TASK INSTRUCTIONS:
Locate all lines with the word "Peter" and copy them out.

* begin STORED ROWS *

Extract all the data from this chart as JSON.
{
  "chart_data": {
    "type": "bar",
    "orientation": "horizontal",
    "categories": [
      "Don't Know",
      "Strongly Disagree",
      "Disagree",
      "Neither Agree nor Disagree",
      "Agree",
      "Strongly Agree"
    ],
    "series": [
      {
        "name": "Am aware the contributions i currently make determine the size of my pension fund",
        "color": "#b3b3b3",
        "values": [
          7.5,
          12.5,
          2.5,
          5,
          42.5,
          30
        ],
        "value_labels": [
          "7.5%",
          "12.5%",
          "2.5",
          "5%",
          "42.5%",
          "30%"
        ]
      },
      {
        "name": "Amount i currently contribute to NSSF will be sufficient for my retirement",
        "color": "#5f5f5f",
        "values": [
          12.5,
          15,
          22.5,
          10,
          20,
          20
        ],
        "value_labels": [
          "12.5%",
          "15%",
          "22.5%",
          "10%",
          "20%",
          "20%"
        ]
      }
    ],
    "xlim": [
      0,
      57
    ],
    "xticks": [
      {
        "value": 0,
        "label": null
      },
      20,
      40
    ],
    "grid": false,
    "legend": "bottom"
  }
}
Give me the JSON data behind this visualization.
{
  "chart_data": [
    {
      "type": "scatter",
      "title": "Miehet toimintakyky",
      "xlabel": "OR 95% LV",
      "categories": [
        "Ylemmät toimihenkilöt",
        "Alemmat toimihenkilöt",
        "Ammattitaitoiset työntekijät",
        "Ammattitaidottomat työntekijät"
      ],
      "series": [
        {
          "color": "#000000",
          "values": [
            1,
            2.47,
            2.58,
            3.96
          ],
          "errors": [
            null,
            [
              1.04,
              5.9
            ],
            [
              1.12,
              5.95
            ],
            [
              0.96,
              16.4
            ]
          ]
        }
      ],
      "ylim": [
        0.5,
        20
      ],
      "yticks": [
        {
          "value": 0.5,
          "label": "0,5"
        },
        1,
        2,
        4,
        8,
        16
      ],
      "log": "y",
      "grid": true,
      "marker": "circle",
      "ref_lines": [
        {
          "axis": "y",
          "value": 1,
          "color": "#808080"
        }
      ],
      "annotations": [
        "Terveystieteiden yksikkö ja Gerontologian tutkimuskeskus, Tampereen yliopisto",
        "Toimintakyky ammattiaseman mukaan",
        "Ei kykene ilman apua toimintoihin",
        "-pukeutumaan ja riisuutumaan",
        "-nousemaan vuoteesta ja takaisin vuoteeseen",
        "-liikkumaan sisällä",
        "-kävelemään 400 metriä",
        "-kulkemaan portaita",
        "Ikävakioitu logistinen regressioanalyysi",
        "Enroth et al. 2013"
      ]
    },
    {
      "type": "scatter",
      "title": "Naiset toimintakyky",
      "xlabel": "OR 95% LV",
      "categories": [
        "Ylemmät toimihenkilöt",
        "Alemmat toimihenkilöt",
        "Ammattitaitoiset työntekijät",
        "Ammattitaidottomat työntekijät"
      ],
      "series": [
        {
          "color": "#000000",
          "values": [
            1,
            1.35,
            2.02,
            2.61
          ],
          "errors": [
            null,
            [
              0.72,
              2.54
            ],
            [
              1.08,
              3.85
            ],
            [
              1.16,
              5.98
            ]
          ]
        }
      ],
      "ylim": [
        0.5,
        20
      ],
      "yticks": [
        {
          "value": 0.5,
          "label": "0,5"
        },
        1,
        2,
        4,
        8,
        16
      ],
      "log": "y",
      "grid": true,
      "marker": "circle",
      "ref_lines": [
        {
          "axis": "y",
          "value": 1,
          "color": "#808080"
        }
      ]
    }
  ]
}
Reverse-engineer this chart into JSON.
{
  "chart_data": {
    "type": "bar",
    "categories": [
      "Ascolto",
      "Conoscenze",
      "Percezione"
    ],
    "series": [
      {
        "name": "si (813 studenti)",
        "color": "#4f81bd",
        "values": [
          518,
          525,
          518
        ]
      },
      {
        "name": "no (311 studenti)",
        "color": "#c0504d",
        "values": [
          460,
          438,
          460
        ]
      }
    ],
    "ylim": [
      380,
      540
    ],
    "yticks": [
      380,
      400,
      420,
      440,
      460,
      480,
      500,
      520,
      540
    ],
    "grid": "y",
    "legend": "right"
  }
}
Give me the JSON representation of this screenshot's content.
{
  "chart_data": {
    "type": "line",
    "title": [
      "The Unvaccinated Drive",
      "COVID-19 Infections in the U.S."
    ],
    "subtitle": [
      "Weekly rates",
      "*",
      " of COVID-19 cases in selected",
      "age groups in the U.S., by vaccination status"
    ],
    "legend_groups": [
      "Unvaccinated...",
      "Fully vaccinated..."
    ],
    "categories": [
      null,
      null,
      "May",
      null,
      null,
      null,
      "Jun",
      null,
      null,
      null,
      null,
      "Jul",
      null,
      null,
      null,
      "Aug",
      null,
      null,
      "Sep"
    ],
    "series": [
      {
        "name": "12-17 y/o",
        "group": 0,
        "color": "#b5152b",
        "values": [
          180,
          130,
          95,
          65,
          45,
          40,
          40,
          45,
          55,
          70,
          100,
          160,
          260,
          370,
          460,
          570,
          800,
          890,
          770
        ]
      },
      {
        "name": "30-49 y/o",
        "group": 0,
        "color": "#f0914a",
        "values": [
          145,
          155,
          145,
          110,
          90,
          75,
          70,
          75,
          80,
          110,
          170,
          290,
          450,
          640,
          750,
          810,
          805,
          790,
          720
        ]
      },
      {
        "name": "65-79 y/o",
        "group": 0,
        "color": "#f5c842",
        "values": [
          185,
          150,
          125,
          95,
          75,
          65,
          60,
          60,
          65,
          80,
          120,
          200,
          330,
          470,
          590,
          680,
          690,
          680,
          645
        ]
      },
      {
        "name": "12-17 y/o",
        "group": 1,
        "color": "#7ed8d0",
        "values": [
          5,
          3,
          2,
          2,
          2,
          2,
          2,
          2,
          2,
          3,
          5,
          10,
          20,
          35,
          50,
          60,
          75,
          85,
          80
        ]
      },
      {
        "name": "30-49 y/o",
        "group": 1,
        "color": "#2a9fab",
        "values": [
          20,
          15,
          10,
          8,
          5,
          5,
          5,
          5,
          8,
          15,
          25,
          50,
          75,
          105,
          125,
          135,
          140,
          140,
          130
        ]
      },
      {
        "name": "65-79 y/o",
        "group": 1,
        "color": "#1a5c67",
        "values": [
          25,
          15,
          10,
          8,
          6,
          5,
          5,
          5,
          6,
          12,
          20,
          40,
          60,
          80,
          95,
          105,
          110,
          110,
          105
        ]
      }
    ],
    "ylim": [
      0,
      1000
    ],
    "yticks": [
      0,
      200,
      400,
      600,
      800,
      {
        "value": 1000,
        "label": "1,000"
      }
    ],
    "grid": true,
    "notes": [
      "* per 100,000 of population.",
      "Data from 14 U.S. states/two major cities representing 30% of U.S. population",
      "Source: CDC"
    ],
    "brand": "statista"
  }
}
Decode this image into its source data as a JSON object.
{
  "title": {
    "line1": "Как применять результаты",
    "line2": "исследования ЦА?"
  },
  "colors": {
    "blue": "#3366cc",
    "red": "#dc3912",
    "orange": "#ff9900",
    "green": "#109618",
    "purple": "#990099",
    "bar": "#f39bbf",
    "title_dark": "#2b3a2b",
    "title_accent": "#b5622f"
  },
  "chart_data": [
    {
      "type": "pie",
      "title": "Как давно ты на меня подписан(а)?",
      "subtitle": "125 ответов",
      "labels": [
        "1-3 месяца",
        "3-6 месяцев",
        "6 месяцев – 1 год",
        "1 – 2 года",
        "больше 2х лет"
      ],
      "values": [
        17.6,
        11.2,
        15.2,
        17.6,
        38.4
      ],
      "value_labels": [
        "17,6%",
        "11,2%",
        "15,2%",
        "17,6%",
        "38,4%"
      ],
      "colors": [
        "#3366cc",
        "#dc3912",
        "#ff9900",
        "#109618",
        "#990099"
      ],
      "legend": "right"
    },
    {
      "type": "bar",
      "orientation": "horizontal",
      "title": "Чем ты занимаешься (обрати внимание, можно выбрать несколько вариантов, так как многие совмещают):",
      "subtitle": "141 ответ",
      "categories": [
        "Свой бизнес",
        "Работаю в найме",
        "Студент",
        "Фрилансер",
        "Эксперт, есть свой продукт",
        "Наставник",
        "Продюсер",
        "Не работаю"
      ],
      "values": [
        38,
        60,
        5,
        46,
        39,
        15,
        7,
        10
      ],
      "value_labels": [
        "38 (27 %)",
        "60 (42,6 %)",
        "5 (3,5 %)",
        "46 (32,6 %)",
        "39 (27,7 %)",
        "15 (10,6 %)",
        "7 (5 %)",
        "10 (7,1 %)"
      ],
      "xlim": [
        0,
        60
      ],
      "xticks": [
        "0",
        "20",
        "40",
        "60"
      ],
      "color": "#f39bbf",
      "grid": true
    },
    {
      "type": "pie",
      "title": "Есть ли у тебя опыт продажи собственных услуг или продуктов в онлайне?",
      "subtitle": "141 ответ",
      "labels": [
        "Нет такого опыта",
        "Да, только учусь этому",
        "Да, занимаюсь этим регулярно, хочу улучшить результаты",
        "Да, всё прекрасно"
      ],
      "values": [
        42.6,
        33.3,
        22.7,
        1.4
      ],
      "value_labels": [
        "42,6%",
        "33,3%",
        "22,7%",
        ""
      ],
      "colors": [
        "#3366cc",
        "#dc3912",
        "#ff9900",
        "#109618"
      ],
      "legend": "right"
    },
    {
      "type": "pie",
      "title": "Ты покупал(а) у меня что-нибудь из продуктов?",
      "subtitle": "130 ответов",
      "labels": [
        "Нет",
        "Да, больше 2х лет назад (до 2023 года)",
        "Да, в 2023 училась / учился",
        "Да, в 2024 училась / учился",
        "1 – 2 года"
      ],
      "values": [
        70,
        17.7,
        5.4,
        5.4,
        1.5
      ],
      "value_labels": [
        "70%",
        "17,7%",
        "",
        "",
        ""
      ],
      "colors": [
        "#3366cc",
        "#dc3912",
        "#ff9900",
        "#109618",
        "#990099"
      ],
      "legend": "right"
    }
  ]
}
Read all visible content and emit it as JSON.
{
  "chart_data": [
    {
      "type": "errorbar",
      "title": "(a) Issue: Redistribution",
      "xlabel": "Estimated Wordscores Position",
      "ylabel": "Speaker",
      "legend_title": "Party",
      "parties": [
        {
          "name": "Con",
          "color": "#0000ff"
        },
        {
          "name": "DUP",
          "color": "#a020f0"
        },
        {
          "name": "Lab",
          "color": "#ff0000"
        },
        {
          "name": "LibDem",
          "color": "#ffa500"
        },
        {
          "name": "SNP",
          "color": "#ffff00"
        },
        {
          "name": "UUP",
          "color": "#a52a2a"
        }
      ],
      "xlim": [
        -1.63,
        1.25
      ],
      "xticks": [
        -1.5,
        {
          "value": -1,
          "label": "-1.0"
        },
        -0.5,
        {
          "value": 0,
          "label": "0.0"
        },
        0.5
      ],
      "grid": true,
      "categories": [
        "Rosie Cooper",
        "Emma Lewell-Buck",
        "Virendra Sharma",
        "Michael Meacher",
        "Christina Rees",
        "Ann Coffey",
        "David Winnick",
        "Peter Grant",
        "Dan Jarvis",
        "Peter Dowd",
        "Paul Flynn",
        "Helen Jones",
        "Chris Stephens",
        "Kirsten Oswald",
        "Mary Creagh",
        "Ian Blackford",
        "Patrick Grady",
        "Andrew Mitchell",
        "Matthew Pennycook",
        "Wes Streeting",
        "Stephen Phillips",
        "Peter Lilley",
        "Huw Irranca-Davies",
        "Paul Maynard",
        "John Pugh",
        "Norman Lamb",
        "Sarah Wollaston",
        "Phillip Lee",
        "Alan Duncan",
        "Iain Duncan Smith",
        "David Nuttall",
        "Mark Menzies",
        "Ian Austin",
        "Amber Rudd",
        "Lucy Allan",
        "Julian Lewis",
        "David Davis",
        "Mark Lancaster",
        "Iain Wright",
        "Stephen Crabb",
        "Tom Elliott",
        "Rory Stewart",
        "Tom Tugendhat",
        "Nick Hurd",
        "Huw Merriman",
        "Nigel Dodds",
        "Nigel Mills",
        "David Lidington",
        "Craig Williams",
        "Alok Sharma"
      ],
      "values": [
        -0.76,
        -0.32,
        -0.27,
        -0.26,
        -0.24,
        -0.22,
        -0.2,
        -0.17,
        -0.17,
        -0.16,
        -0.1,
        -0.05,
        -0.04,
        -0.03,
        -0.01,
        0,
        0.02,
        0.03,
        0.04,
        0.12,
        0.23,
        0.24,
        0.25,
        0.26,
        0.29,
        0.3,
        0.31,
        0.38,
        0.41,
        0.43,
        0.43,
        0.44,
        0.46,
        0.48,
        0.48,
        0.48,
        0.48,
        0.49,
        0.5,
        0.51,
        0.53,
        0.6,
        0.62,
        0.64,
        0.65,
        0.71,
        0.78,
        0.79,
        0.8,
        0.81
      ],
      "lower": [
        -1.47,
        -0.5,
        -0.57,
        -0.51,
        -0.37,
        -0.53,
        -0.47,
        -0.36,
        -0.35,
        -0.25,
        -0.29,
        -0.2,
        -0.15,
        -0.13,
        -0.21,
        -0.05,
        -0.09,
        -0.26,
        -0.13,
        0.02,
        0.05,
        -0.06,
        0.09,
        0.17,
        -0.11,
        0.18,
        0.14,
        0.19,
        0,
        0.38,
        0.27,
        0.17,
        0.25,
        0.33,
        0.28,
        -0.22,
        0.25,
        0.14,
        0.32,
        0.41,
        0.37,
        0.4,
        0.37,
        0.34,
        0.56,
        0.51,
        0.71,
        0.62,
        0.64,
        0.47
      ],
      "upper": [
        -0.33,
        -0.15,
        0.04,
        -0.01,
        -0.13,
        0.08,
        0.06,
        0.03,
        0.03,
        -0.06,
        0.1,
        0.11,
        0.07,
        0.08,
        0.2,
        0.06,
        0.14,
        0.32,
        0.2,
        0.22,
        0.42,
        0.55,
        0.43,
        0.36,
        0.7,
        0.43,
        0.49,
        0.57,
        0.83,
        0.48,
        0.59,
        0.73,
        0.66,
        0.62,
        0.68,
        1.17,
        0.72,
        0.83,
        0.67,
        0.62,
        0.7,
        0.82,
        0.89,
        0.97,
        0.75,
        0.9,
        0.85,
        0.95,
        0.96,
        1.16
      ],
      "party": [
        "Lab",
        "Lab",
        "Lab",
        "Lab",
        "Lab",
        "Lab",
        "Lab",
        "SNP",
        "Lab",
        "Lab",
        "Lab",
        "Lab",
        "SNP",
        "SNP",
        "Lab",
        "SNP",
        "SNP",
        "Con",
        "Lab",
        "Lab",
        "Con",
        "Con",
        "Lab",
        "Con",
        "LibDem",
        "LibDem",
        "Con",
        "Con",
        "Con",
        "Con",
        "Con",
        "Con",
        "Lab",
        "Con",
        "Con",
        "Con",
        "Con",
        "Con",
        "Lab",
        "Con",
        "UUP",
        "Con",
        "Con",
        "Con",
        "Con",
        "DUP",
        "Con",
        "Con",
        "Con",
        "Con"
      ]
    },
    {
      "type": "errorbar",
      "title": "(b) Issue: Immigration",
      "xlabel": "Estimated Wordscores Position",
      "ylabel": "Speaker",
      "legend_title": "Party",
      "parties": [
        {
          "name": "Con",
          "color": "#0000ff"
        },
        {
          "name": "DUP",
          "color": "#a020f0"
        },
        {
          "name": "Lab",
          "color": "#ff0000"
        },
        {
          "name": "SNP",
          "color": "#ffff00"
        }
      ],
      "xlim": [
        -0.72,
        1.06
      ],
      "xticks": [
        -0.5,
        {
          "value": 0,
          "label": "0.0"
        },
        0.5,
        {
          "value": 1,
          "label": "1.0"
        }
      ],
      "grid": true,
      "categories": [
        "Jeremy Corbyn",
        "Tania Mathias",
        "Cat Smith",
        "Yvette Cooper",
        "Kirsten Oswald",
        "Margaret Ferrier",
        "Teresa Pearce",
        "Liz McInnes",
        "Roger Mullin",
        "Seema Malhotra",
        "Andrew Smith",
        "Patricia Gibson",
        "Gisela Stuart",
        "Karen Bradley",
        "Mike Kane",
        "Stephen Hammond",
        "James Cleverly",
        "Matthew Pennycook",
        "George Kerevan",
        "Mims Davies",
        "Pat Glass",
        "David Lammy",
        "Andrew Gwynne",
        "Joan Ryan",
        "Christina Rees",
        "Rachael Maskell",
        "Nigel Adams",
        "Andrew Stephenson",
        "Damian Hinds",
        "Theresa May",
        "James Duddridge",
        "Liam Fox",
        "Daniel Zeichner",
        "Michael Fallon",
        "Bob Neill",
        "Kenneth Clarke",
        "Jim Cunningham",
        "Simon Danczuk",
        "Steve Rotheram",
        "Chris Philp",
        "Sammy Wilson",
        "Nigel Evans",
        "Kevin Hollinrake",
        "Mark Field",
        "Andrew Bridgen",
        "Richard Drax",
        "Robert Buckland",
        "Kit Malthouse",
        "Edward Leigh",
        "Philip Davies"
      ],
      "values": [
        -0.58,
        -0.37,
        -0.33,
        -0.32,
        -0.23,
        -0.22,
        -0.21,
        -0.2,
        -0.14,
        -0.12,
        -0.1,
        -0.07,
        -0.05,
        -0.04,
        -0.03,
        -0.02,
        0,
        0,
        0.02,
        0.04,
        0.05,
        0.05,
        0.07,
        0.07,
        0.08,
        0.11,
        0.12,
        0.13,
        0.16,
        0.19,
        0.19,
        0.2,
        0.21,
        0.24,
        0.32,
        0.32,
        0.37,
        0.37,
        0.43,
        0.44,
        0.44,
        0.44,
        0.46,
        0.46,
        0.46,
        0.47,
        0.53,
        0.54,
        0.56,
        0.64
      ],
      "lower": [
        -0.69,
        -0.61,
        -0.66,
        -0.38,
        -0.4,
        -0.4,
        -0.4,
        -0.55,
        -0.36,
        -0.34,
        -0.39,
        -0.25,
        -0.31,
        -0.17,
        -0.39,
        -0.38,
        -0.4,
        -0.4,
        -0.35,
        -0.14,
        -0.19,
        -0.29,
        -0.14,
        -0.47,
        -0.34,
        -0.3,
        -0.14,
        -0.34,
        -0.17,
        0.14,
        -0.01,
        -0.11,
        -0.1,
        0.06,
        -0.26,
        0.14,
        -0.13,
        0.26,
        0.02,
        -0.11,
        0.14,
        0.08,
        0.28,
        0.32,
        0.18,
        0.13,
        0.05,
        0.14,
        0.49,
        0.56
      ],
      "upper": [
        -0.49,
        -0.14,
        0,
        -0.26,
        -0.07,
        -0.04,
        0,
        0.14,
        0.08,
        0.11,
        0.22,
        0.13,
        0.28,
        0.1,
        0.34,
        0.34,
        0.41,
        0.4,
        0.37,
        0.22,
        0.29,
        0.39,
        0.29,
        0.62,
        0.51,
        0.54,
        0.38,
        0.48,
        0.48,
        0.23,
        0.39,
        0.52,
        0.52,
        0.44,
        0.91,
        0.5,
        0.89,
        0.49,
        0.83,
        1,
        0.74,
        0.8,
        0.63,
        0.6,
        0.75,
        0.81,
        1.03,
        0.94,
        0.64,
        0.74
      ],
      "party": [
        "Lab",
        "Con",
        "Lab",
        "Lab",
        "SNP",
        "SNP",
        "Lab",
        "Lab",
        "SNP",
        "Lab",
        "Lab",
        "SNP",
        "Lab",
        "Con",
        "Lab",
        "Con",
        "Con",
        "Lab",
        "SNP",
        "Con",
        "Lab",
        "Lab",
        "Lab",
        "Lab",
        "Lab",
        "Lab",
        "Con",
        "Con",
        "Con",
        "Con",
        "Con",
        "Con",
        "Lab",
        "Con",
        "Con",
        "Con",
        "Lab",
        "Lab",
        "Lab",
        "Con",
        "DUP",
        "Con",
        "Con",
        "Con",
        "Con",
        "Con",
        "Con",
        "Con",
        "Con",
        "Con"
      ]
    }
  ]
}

* end STORED ROWS *

WORKED SOLUTION:
        "Peter Grant",
        "Peter Dowd",
        "Peter Lilley",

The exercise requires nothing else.